What is asked
Locate the word "this" in the entries below, then gather every line that holds it.

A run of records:
>> START
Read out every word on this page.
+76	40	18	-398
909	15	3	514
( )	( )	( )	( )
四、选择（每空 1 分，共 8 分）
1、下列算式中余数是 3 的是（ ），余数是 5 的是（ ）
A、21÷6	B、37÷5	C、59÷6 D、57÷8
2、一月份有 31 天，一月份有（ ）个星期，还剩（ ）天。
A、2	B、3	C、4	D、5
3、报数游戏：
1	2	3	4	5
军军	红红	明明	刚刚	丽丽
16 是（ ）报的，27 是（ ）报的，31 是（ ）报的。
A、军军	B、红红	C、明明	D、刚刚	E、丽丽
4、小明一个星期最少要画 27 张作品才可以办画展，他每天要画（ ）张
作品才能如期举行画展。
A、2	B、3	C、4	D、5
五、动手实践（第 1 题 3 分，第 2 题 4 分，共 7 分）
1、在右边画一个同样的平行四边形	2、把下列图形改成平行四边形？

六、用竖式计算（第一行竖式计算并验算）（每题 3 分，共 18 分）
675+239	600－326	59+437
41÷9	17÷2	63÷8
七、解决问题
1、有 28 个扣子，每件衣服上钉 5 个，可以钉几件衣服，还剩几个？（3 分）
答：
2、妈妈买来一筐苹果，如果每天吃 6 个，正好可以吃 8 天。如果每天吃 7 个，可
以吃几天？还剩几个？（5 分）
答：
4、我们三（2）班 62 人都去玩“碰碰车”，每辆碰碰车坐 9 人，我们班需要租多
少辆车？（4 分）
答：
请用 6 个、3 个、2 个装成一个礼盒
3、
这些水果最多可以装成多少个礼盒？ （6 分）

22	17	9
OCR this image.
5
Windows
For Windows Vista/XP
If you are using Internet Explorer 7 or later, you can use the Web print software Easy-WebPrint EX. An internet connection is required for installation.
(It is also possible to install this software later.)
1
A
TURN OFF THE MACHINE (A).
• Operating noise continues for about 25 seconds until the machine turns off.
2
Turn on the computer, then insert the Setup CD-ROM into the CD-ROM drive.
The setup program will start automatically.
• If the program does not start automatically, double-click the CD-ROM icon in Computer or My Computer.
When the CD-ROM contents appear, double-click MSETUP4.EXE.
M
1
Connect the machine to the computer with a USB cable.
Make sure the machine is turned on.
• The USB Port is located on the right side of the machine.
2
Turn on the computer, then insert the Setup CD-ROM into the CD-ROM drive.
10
>> END
>> START
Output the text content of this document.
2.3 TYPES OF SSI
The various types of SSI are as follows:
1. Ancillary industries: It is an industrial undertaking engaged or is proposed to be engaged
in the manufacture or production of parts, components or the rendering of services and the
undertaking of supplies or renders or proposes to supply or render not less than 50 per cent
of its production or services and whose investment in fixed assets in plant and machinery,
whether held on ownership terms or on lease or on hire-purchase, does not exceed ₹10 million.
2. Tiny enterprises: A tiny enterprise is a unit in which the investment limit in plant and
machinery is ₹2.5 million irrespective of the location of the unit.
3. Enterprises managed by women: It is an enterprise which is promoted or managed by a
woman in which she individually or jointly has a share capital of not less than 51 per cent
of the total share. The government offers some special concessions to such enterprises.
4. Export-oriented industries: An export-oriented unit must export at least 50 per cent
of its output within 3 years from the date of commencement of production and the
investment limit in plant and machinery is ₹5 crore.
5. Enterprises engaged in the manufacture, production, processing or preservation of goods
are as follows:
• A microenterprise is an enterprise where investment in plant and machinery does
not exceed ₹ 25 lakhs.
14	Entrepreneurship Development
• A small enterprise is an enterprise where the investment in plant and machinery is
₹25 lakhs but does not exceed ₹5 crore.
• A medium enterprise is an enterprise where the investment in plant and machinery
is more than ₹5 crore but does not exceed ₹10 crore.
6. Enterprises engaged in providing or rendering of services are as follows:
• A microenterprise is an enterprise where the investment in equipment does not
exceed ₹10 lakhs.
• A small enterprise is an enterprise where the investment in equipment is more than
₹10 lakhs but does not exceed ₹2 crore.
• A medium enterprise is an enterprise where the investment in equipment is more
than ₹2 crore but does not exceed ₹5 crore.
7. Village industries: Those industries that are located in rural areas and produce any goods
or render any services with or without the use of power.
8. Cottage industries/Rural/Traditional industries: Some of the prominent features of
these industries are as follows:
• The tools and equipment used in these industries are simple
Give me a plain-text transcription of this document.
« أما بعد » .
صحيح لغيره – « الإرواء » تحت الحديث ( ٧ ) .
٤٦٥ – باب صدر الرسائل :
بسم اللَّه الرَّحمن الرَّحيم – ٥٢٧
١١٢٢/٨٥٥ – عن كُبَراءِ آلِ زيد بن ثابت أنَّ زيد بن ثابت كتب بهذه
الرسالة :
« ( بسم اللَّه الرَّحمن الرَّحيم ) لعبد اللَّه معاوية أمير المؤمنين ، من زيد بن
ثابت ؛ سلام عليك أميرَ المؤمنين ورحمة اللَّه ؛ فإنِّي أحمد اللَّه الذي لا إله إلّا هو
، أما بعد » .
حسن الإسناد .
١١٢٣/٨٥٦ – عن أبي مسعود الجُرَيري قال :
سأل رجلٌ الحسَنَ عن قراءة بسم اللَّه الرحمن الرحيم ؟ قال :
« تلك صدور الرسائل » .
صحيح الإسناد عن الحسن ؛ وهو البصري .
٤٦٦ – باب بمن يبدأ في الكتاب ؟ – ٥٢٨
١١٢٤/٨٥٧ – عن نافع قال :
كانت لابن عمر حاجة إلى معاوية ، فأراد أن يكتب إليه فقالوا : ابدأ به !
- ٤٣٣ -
>> END
>> START
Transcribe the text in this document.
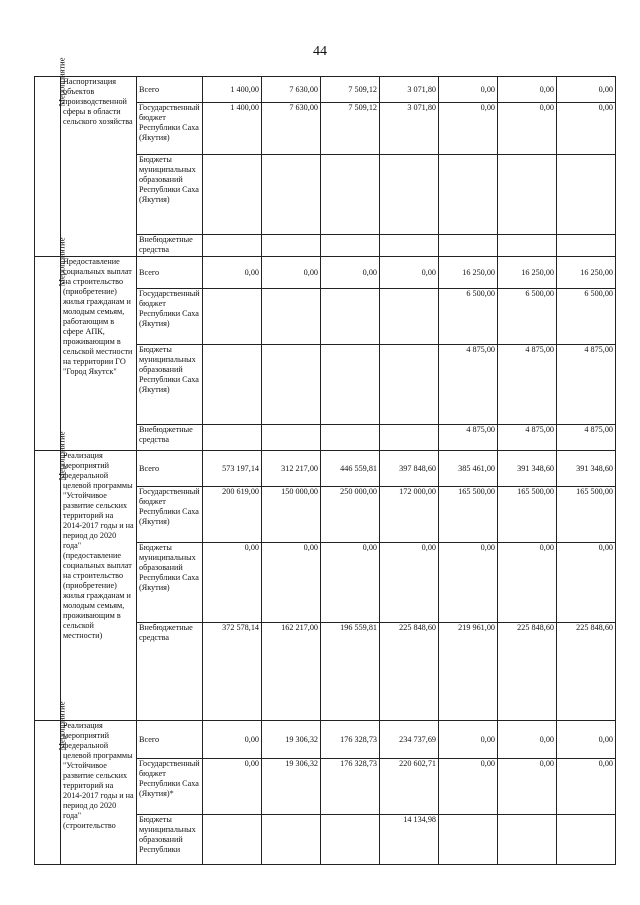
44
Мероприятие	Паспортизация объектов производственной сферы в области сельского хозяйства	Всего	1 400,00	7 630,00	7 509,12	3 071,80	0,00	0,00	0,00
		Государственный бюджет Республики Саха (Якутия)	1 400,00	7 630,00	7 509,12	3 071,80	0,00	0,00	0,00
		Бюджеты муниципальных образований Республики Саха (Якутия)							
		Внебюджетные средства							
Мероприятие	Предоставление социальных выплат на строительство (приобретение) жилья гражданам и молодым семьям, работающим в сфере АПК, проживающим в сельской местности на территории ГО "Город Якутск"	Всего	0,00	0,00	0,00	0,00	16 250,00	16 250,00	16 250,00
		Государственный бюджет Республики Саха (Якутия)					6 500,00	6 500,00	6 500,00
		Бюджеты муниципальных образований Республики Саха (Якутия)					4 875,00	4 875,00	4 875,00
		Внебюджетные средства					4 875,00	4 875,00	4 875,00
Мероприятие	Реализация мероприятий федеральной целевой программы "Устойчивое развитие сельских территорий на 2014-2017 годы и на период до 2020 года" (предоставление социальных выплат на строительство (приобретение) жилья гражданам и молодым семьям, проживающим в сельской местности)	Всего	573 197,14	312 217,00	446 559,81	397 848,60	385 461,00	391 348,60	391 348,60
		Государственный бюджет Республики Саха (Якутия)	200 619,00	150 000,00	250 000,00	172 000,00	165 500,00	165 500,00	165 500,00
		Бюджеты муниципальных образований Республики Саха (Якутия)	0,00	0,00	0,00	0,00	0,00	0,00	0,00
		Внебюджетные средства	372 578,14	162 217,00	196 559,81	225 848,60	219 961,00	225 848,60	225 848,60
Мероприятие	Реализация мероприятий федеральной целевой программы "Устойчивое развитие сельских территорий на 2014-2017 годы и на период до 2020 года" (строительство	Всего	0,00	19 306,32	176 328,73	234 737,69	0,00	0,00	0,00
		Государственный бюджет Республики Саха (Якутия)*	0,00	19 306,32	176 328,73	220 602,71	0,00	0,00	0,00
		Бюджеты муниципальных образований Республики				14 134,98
>> END
Output of the task
Read out every word on this page.
OCR this image.
(It is also possible to install this software later.)
Output the text content of this document.
Give me a plain-text transcription of this document.
Transcribe the text in this document.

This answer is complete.